- Your instructions
From the mall passage below, answer each item on its own line:
(a) What size was the sandal on display?
(b) What title is given to Ilana in parentheses?
(c) At what point did the narrator begin feeling anxious?

- Text excerpt
+ + + + + + +
So I got up and started to wander around the store again. But by now I was feeling even more conspicuous, so I finally just decided to try on those sandals, partly because it was easy: I was already wearing sandals so I didn't have any socks to take off or laces to untie, and the sandal on display happened to be a size 6, which is my size. So I tried it on. (And no, I didn’t put on one of those little footies they have in little boxes on top of the shelves—don’t tell anyone!)

The sandals were pretty comfortable, and Ilana (my Personal Fashion Advisor) said they were cute. But that doesn’t mean I was ready to buy them, since for me, actually buying something in a mall is only the culmination of a rather lengthy process of psychological preparation, and I hadn't done that. I had only prepared myself to buy shoes for Ilana. In fact, I started feeling anxious as we were driving down the highway, before we even got to the mall. By the time I parked the car, I was already calculating how quickly I would be able to leave. So, getting back to the story, by this time, Ilana had picked out her shoes, so I paid for them and we left, without sandals.
+ + + + + + +
A run of records
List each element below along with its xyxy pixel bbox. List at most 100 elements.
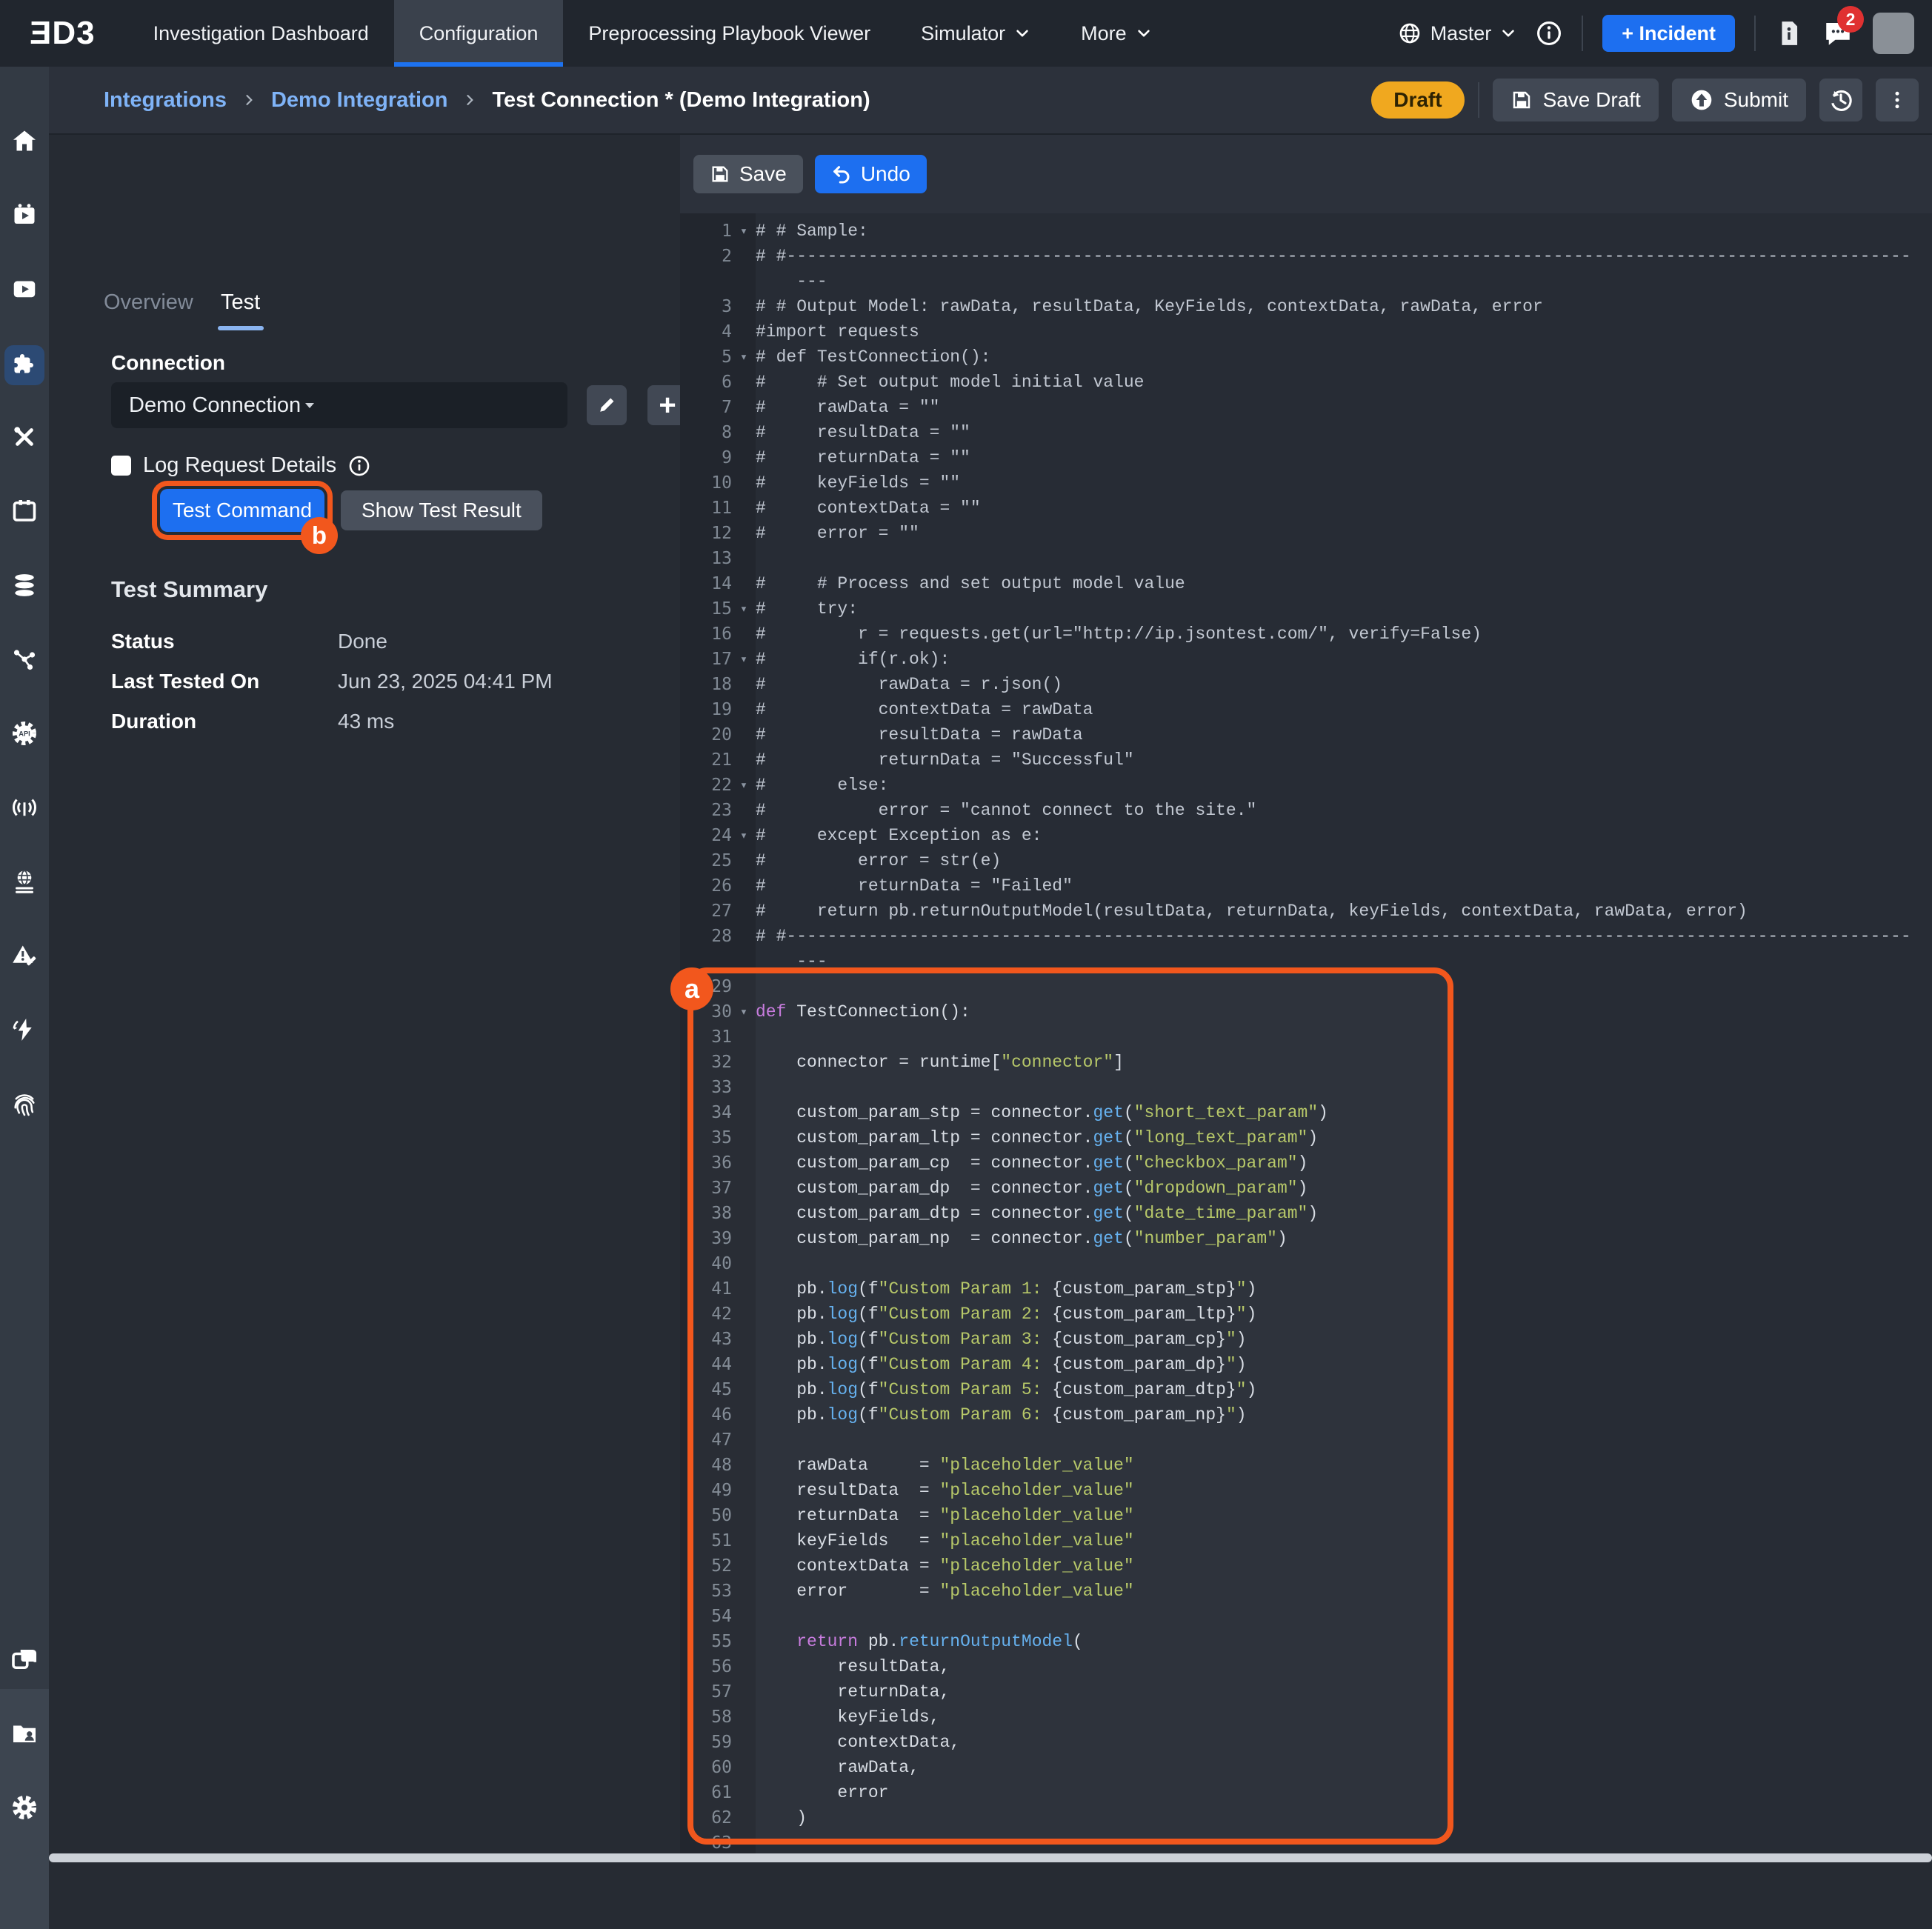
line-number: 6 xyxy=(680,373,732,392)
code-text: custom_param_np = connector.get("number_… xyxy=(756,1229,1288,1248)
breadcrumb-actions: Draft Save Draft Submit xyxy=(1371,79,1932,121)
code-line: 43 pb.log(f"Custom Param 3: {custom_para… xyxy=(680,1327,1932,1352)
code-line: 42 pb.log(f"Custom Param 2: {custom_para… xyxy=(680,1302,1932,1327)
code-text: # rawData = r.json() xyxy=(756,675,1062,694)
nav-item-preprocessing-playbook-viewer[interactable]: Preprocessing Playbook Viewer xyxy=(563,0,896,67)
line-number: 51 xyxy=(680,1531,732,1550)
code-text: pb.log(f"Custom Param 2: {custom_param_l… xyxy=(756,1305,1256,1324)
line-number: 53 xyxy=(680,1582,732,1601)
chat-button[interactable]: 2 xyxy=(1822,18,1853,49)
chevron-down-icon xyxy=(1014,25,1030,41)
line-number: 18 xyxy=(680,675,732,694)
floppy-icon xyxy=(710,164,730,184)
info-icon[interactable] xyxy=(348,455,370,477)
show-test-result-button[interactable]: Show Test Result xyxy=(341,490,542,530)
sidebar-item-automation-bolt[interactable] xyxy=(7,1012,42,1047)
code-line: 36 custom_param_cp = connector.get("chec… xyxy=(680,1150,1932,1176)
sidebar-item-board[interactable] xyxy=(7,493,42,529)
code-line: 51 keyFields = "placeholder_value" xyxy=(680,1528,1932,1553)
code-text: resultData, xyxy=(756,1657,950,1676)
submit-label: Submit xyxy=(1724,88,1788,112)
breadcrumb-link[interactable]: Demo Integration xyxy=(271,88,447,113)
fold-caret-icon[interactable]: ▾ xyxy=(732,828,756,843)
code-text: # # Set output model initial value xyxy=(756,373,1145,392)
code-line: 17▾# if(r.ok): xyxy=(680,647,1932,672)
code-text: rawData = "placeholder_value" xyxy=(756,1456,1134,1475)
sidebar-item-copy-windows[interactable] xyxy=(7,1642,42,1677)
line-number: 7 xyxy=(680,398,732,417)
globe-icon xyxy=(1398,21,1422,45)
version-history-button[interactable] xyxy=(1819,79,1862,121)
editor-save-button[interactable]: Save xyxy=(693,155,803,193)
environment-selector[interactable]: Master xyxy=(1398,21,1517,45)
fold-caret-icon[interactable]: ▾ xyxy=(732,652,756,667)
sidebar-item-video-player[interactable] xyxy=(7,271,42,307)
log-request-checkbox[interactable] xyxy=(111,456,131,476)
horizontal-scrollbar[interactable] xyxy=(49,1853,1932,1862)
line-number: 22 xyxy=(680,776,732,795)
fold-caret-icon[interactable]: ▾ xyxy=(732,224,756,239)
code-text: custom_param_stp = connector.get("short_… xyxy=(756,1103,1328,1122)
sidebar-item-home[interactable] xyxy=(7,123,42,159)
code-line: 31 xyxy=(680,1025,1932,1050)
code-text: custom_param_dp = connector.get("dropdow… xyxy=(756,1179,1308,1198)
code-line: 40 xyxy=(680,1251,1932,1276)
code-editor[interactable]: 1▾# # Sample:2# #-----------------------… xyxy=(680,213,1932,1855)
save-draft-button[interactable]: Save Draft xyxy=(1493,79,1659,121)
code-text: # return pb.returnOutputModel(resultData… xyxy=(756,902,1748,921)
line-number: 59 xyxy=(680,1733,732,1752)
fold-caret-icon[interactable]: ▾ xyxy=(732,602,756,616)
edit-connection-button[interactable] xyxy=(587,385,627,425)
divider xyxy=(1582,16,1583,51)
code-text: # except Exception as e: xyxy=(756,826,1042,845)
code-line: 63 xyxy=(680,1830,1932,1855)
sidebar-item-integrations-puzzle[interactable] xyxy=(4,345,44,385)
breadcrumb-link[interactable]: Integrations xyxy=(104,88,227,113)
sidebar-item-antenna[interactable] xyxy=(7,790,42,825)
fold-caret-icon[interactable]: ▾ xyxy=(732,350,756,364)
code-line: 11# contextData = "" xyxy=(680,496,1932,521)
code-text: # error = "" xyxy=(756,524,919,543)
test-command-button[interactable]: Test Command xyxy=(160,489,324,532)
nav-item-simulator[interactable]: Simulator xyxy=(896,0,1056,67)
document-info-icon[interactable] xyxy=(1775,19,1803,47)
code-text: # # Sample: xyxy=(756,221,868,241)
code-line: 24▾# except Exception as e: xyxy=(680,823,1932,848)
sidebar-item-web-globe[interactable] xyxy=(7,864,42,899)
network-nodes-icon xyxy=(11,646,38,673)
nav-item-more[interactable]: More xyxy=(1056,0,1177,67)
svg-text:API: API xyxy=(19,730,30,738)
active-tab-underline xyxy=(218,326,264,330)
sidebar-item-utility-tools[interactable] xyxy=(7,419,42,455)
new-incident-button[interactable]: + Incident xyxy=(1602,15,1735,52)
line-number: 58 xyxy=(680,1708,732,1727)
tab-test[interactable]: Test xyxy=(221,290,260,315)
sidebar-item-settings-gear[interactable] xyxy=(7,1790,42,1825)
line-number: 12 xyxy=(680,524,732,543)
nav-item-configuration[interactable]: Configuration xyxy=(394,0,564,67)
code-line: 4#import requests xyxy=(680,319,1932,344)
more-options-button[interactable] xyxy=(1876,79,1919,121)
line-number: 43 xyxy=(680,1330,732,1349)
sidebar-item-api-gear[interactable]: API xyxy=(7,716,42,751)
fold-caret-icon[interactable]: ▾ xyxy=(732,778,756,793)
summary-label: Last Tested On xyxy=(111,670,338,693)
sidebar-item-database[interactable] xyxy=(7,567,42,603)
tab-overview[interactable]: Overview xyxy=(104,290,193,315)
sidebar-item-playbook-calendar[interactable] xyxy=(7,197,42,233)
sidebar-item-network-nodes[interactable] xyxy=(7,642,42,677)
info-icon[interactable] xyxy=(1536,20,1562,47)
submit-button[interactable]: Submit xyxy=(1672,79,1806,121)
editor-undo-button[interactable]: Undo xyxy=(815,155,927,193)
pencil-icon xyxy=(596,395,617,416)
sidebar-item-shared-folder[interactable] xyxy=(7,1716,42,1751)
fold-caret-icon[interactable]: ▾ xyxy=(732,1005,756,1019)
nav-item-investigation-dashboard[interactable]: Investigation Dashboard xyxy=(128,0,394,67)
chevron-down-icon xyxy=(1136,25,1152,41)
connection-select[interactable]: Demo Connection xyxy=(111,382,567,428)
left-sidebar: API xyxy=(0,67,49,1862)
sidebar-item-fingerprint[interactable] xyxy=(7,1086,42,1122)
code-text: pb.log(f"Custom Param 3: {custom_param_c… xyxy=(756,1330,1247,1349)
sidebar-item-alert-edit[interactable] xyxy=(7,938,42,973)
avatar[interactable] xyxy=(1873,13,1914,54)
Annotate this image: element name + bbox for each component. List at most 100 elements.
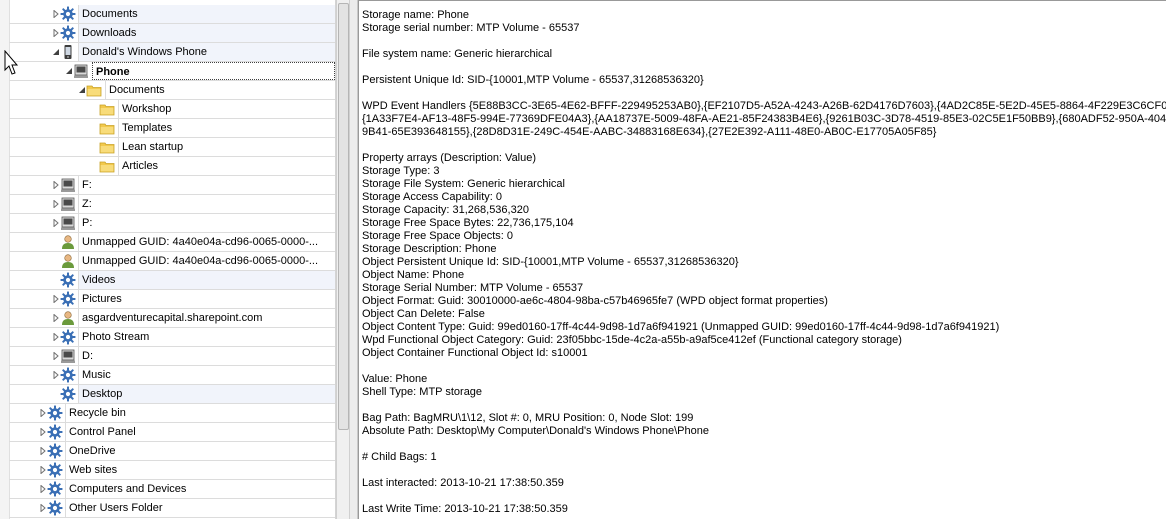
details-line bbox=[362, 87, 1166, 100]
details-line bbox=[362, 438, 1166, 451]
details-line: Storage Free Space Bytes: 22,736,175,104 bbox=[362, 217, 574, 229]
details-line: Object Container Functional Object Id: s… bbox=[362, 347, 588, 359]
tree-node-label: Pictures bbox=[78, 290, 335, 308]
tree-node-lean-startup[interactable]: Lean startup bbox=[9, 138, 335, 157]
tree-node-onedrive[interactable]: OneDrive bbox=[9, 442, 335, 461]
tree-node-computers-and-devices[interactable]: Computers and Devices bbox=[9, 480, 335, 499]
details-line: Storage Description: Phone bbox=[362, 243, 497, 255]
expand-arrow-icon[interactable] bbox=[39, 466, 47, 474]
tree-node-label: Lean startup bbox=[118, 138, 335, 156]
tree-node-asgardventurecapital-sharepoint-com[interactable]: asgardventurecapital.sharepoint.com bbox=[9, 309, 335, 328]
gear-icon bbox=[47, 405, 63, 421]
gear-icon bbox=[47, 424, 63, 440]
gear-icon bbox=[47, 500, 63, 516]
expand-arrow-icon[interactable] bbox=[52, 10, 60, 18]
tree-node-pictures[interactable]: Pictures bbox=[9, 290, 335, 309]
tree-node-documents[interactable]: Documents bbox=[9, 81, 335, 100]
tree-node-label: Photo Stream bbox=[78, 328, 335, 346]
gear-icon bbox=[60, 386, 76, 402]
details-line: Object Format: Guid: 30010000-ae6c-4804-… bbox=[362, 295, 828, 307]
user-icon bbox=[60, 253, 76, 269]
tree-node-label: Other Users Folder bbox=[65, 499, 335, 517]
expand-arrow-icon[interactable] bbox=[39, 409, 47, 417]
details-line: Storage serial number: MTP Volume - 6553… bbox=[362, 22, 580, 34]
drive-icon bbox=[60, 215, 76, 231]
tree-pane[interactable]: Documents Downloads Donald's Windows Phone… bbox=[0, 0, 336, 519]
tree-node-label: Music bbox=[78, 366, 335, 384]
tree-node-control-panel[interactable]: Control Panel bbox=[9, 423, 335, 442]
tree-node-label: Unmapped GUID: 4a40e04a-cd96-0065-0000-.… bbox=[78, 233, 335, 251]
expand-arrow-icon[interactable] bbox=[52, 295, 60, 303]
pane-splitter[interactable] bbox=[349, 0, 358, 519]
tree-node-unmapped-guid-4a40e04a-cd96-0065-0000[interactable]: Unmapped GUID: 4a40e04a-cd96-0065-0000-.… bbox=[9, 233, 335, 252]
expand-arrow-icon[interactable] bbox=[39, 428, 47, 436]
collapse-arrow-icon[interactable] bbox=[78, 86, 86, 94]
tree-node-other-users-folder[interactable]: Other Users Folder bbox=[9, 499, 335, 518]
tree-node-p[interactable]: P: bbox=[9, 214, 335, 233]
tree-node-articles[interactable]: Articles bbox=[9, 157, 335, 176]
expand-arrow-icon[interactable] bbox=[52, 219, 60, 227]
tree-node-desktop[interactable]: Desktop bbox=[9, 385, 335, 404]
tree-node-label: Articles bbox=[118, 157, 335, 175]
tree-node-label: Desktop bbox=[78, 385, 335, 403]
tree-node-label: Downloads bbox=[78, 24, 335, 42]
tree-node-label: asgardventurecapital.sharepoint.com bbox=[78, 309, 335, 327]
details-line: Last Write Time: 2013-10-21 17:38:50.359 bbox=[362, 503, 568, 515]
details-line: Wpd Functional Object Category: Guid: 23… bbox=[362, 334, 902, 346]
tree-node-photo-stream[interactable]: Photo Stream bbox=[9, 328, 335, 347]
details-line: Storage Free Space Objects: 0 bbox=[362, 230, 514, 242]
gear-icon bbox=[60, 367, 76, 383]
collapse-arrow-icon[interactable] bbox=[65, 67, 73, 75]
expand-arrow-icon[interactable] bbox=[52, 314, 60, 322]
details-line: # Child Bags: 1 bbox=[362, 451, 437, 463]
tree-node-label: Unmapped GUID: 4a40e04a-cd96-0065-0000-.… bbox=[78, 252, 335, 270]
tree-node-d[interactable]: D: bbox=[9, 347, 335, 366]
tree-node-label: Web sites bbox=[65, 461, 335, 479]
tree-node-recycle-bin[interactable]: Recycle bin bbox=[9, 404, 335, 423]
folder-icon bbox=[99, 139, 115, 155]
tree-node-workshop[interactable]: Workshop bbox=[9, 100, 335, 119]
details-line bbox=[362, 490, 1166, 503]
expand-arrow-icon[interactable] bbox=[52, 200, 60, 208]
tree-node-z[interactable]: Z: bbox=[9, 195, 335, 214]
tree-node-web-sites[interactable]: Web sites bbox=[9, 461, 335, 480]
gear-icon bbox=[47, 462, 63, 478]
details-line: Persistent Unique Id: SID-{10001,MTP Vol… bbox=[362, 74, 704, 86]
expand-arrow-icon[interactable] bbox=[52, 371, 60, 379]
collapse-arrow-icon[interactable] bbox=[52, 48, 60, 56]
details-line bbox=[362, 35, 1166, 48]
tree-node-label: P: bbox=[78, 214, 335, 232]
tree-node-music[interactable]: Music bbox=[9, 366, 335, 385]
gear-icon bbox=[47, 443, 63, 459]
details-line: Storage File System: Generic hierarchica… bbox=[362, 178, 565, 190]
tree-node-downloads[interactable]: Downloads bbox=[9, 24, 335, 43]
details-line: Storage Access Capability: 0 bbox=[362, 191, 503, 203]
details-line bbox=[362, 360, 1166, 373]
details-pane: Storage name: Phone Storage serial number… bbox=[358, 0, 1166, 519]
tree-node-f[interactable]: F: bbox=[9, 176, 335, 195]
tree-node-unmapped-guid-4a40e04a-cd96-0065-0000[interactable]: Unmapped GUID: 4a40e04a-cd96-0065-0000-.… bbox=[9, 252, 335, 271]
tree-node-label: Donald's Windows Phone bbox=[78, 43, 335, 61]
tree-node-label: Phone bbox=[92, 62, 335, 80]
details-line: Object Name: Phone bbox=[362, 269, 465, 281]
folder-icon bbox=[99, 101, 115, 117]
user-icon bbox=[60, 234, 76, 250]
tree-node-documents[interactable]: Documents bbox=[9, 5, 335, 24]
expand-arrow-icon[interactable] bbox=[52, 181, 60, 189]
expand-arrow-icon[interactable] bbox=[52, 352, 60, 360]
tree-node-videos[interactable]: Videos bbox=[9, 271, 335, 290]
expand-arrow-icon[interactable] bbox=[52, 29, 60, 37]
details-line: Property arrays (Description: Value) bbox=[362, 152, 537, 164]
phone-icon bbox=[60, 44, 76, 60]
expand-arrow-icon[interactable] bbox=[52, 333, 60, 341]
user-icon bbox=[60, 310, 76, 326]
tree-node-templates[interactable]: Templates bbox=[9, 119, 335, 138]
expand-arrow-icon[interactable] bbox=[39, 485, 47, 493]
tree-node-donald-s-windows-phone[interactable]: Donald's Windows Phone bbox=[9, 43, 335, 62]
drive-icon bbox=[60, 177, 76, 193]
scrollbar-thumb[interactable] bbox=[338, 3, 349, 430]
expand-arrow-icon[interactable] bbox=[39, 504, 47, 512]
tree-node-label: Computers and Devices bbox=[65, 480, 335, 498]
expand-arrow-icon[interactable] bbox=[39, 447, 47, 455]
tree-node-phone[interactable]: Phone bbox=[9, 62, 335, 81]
+ + + + + + +
- Written answer
(a) Size 6.
(b) Personal Fashion Advisor.
(c) While driving down the highway, before even getting to the mall.